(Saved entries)

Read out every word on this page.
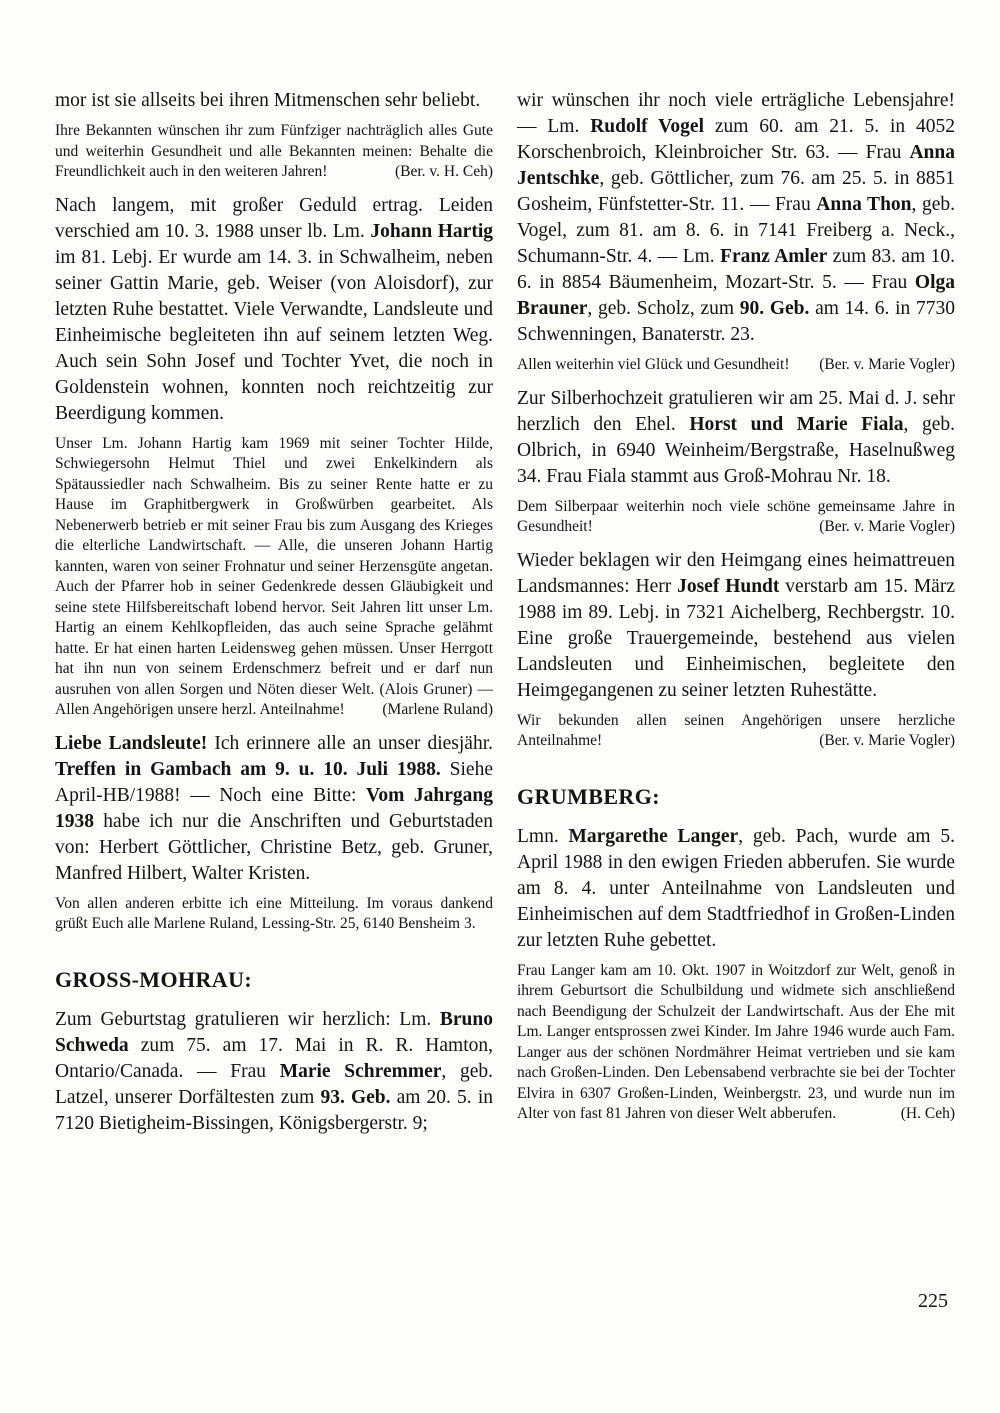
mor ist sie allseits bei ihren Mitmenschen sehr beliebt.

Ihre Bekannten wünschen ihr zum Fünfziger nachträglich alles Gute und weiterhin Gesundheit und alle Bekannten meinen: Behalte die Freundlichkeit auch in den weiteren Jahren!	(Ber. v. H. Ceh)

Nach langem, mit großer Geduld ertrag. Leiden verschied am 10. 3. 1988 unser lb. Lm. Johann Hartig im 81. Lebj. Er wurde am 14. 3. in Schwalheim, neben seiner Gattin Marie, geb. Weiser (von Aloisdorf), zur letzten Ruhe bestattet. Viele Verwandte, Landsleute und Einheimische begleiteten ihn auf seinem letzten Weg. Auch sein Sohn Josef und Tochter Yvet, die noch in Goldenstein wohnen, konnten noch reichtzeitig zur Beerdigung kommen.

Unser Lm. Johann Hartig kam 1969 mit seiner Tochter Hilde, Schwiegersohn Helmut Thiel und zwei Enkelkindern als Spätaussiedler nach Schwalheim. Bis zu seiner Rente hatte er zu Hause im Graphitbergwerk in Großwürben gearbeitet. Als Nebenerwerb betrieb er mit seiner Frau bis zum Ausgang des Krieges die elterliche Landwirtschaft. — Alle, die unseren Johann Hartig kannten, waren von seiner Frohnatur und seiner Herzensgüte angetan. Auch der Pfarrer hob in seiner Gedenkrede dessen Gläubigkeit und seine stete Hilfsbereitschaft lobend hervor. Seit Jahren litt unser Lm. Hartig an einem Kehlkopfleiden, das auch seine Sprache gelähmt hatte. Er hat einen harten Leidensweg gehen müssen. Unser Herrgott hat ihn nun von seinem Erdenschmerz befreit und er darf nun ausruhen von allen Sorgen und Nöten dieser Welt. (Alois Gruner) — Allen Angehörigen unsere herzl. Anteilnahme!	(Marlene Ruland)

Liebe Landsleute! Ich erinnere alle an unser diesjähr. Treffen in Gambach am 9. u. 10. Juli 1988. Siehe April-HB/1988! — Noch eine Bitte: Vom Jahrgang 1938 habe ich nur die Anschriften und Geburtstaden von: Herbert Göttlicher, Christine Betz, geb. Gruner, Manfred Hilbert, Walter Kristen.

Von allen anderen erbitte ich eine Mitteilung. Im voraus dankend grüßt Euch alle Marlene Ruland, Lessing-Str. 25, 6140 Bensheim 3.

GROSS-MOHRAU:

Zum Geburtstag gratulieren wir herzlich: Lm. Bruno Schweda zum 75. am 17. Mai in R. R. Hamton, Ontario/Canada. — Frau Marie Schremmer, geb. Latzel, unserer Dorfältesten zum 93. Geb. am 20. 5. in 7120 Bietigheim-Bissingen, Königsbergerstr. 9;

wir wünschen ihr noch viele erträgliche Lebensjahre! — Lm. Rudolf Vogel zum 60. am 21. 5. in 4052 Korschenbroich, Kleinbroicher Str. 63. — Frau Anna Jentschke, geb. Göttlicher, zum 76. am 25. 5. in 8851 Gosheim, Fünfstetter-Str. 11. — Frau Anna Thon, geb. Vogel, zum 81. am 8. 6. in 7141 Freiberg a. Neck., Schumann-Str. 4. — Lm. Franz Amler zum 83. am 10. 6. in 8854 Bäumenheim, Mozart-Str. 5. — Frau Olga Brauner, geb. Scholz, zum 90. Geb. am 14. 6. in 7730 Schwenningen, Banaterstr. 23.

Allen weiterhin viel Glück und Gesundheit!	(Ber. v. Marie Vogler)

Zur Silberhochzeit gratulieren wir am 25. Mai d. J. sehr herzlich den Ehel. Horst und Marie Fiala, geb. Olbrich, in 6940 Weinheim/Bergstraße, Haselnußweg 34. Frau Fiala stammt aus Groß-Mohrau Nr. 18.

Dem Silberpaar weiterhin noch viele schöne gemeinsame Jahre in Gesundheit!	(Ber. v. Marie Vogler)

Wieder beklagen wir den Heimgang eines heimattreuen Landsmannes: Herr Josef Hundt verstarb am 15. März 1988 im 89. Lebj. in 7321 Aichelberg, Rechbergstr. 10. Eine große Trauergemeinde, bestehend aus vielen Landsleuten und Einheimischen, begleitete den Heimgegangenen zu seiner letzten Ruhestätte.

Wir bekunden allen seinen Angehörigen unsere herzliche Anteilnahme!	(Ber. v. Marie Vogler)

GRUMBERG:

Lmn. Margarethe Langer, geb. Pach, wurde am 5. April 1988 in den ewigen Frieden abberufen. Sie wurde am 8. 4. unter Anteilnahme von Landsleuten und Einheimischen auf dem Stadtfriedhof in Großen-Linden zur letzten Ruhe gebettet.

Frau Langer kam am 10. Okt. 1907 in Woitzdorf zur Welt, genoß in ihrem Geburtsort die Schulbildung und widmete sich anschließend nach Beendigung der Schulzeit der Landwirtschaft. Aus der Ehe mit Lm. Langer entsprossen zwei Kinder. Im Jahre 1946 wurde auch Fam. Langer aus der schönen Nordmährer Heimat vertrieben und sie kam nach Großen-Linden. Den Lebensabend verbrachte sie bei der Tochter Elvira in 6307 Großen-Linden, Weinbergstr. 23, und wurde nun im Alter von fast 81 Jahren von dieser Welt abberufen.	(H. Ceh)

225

## WHAT YOU WILL DO
Give only the number of lines in the preceding material that contain the string "weiterhin".

## THE COMPLETED TASK
3